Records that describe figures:
====
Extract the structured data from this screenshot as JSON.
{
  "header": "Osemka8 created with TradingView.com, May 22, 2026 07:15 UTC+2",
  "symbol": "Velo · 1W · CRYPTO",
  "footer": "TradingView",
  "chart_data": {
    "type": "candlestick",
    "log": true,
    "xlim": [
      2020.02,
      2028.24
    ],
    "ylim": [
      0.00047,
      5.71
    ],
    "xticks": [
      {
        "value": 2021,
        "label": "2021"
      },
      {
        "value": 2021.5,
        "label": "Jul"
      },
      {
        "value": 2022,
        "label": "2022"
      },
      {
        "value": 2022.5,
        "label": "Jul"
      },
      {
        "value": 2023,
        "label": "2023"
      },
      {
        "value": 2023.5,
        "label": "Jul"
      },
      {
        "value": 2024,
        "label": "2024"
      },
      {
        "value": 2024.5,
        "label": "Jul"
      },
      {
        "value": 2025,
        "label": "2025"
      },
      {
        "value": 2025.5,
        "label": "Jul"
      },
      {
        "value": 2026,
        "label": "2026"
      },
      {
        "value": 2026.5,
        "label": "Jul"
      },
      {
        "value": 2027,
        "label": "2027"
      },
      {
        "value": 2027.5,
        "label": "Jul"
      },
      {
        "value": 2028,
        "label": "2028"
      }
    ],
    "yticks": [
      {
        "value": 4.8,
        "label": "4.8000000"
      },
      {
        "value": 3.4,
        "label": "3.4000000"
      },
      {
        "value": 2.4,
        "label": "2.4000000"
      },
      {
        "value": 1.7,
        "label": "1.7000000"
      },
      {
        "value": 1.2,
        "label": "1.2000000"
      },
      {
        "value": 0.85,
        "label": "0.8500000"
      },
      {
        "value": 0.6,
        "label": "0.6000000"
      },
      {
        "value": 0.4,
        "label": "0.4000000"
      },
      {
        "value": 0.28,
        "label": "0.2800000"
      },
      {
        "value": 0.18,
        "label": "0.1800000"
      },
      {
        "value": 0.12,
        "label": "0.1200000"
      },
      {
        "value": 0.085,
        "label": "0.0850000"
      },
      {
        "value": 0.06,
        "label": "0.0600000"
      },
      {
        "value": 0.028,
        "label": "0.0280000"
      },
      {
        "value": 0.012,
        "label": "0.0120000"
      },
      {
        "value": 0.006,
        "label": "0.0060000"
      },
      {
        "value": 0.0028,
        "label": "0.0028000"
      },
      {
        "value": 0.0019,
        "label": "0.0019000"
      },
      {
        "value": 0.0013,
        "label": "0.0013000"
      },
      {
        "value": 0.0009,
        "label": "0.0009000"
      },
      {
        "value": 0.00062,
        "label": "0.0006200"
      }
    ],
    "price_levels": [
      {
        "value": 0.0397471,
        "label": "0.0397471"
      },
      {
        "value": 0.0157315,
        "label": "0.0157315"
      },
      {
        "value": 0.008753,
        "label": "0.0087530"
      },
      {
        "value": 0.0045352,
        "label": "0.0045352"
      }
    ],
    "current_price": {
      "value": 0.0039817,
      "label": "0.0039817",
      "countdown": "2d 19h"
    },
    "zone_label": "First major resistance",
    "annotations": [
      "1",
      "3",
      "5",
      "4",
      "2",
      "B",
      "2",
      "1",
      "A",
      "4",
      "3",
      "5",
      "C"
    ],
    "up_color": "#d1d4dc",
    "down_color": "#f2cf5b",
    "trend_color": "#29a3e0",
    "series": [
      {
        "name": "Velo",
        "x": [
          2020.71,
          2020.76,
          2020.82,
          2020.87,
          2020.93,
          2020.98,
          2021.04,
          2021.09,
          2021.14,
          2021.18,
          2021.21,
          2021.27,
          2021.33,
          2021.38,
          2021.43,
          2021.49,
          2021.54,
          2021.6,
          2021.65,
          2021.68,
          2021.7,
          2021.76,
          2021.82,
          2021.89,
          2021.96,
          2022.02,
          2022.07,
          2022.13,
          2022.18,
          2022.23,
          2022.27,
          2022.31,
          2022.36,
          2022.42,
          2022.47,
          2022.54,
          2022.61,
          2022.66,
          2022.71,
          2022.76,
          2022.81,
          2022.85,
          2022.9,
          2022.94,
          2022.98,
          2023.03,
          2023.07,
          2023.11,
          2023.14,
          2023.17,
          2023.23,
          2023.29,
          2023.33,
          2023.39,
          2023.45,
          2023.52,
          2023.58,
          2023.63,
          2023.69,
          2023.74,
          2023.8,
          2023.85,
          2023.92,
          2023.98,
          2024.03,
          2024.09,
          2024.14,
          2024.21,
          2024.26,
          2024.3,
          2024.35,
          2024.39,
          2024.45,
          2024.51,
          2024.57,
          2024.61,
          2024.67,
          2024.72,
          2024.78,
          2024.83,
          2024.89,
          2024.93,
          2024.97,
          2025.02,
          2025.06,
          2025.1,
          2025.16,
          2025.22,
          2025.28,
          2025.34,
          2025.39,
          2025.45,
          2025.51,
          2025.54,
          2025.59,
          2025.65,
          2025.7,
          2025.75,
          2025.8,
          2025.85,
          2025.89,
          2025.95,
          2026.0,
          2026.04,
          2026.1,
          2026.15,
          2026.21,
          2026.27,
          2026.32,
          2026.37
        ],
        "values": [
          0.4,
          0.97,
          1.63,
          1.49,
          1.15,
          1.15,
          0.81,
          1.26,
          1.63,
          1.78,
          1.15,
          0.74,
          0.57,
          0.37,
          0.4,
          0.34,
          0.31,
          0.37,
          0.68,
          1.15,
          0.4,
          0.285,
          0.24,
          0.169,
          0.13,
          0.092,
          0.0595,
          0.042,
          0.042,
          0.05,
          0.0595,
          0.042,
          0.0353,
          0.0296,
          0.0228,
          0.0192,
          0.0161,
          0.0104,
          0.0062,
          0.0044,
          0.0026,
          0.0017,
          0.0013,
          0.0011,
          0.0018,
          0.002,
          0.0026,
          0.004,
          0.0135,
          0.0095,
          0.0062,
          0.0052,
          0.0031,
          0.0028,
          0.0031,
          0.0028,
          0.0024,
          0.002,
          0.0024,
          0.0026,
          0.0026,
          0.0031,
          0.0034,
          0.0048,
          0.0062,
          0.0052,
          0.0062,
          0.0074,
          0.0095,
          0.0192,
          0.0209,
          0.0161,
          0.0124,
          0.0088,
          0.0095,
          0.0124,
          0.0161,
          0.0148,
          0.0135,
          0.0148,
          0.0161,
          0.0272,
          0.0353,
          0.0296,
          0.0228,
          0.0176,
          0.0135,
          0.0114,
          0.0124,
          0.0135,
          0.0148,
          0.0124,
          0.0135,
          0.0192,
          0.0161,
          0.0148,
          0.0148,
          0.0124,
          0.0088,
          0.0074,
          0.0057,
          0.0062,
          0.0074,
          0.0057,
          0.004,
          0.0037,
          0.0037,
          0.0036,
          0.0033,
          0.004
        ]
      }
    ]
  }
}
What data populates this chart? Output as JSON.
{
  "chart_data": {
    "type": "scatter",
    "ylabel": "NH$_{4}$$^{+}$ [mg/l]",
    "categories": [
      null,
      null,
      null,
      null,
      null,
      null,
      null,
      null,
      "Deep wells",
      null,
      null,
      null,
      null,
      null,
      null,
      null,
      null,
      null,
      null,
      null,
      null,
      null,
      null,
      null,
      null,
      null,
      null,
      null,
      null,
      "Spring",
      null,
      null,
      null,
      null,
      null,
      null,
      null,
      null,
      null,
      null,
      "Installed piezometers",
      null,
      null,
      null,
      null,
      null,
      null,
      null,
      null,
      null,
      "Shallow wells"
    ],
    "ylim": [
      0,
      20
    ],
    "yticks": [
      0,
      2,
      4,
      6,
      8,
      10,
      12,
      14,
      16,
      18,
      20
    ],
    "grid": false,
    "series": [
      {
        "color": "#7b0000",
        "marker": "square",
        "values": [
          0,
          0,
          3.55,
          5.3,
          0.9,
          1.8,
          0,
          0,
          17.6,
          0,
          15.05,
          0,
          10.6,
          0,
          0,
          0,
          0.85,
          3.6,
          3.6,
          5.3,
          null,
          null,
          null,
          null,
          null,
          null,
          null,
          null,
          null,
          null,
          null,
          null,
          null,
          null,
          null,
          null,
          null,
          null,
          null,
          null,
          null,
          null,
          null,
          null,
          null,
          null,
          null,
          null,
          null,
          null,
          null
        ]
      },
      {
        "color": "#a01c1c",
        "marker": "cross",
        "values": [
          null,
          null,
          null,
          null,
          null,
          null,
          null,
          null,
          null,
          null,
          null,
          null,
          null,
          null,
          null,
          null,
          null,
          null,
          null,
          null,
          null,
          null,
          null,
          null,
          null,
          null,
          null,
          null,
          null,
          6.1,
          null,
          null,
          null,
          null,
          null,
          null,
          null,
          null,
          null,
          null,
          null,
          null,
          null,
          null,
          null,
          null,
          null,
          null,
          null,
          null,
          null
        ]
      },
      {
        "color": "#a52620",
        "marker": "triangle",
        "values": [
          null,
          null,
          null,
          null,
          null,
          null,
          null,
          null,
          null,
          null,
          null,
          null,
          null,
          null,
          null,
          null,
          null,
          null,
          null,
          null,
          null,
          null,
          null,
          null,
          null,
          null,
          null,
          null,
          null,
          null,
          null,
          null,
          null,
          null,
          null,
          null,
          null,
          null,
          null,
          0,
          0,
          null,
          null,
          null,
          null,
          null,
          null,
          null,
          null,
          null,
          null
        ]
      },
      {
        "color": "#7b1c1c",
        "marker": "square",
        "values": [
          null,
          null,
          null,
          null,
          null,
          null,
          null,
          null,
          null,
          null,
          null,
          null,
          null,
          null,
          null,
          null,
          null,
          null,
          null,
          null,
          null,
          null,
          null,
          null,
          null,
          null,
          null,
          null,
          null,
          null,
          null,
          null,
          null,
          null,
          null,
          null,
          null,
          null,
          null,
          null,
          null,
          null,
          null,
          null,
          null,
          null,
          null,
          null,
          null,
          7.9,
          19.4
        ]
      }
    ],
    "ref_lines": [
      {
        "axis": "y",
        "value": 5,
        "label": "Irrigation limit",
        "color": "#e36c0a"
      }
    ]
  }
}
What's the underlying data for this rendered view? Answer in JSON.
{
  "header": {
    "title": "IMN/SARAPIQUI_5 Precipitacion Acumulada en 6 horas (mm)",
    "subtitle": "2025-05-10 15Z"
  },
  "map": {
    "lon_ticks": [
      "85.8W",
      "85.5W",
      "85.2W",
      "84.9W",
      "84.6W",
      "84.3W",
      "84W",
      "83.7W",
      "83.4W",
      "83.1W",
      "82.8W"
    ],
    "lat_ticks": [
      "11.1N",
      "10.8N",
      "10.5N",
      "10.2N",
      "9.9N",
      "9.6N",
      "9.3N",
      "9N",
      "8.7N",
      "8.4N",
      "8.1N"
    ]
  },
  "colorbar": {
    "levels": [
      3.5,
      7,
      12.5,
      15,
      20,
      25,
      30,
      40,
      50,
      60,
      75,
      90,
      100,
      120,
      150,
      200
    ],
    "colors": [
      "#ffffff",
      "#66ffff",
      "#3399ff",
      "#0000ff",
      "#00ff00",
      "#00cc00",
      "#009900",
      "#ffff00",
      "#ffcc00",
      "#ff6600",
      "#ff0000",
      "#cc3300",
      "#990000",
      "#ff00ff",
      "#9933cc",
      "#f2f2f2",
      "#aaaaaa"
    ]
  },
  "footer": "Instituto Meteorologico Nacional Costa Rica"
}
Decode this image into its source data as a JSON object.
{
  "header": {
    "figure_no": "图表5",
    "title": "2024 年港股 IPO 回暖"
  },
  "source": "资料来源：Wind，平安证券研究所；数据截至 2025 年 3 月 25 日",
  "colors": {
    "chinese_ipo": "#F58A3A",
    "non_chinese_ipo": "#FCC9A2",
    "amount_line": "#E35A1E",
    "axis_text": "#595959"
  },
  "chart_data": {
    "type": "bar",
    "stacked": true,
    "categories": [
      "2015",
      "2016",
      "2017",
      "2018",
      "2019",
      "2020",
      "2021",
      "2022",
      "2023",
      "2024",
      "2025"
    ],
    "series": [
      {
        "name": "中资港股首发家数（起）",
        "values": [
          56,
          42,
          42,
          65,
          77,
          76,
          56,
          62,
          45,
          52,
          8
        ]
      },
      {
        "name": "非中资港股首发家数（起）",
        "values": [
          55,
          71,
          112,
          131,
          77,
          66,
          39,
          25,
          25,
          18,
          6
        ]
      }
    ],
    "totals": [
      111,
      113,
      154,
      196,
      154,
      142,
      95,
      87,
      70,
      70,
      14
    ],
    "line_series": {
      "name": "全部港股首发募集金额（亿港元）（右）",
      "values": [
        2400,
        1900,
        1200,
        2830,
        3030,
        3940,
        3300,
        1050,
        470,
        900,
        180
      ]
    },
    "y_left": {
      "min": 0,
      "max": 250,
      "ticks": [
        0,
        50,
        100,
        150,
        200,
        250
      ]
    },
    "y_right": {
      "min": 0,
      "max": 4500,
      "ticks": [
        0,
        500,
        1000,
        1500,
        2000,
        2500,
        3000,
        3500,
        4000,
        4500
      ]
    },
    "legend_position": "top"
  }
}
====
_Given task_
Filter the listing above for the string "What" and copy every matching line.

_Answer to this exercise_
What data populates this chart? Output as JSON.
What's the underlying data for this rendered view? Answer in JSON.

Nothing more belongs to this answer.